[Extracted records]
++++++++++
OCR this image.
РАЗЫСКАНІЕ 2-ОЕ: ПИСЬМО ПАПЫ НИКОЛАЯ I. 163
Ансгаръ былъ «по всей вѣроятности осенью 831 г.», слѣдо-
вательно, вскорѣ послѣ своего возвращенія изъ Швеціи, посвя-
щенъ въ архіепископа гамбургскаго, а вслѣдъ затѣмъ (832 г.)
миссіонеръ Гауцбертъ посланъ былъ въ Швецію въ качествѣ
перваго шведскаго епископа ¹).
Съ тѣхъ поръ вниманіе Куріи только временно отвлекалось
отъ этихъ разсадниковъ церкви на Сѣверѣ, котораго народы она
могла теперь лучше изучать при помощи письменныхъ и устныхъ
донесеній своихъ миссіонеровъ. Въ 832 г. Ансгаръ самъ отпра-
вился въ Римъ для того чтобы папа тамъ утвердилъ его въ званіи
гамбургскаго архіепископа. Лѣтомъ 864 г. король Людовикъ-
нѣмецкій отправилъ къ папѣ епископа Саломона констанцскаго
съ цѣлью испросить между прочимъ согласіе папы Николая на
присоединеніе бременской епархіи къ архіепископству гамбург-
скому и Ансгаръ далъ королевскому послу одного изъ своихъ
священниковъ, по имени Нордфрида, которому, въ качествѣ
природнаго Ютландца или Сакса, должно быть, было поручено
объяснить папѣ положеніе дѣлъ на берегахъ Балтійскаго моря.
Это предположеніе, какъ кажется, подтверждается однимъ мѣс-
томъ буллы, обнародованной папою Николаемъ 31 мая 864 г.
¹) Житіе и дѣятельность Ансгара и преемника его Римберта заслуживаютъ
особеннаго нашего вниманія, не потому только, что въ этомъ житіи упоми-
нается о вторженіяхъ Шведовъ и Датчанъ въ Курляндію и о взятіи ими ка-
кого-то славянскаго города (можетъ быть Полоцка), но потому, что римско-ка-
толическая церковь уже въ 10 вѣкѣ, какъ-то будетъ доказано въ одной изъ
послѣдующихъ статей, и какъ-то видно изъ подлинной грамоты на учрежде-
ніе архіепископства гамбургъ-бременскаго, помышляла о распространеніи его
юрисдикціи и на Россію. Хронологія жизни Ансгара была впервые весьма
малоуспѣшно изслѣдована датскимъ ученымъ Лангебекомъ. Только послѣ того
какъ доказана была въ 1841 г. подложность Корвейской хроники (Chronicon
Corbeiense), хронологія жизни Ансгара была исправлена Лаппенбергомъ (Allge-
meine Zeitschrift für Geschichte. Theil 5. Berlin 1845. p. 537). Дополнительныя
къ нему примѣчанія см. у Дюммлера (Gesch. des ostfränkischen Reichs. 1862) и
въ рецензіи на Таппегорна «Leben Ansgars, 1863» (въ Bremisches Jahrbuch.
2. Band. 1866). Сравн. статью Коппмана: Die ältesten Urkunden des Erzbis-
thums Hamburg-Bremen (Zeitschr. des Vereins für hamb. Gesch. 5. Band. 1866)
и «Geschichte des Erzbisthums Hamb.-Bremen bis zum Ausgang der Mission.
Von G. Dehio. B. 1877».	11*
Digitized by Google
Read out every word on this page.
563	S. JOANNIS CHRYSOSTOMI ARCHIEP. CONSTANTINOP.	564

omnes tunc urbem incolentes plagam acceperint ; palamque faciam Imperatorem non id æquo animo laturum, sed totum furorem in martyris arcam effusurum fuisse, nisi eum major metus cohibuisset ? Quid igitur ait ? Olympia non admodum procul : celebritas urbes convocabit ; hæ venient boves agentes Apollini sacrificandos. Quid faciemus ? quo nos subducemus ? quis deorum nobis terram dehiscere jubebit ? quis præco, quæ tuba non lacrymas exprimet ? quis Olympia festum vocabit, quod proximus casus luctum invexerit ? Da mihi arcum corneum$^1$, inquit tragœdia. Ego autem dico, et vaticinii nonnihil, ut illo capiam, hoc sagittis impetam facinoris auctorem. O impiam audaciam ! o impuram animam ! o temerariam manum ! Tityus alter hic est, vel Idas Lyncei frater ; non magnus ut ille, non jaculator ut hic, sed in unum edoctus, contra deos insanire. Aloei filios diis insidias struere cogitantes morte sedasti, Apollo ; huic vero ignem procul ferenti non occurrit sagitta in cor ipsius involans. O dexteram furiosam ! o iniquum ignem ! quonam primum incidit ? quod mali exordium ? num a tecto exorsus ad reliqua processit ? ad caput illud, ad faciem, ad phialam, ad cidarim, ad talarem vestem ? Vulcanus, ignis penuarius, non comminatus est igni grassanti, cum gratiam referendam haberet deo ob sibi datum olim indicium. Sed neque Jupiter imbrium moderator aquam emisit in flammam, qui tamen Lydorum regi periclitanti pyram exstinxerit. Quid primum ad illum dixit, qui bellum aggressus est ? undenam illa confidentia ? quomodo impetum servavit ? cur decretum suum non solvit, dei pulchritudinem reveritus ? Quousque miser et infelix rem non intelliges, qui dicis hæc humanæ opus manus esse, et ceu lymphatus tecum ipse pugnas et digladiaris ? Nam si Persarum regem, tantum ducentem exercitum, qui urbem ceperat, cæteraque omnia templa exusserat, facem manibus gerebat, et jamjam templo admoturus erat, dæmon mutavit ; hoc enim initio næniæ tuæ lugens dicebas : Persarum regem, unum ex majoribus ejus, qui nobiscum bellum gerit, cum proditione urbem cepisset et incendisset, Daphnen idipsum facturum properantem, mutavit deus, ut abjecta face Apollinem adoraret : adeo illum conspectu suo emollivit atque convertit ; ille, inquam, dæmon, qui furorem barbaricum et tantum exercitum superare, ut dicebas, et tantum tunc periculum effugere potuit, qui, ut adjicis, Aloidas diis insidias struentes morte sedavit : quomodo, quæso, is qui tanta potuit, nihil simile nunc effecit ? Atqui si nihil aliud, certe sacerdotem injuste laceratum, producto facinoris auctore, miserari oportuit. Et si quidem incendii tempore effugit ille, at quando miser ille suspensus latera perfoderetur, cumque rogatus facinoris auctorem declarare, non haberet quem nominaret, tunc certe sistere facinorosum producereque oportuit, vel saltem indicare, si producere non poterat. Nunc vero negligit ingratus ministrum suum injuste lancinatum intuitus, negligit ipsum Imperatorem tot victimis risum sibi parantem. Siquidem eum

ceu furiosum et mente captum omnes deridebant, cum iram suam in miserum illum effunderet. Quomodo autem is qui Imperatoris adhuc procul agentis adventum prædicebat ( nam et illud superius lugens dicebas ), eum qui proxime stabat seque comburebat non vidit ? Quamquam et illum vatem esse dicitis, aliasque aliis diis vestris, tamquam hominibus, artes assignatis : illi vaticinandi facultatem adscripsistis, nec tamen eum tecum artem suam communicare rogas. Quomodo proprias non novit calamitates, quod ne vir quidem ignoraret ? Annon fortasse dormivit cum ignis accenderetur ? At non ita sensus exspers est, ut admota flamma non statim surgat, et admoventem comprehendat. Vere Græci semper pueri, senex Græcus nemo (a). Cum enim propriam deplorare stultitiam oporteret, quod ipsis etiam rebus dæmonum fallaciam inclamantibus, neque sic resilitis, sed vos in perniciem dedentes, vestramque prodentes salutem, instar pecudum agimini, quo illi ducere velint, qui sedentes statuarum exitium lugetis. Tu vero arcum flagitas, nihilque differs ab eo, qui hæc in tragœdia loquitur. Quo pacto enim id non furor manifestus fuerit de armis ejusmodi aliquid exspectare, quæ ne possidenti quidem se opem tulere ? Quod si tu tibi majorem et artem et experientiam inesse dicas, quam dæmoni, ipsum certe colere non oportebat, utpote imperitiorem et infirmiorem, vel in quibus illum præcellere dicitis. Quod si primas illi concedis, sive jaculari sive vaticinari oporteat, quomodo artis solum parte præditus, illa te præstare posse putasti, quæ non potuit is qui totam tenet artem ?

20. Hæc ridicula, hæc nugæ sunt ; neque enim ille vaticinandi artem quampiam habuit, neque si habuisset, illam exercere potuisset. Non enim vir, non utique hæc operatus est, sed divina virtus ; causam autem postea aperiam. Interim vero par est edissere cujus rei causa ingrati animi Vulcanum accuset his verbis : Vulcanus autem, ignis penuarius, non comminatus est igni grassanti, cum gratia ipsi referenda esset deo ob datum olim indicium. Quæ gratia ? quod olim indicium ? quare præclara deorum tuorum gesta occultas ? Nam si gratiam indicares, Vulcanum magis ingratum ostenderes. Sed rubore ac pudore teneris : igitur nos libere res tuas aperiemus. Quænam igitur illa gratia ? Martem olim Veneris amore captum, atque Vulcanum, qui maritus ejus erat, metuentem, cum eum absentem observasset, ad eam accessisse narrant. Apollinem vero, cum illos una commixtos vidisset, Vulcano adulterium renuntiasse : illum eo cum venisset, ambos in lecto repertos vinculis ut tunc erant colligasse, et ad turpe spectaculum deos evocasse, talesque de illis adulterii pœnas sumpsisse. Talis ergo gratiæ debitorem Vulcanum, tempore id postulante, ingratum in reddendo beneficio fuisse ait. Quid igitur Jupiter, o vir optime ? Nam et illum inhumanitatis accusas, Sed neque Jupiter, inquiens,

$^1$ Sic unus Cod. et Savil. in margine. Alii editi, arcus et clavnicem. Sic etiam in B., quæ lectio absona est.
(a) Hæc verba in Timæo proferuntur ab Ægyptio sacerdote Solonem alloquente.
++++++++++
● **To do**
Find all the lines containing "качествѣ" in the material, then copy them.

● **Solution below**
миссіонеръ Гауцбертъ посланъ былъ въ Швецію въ качествѣ
священниковъ, по имени Нордфрида, которому, въ качествѣ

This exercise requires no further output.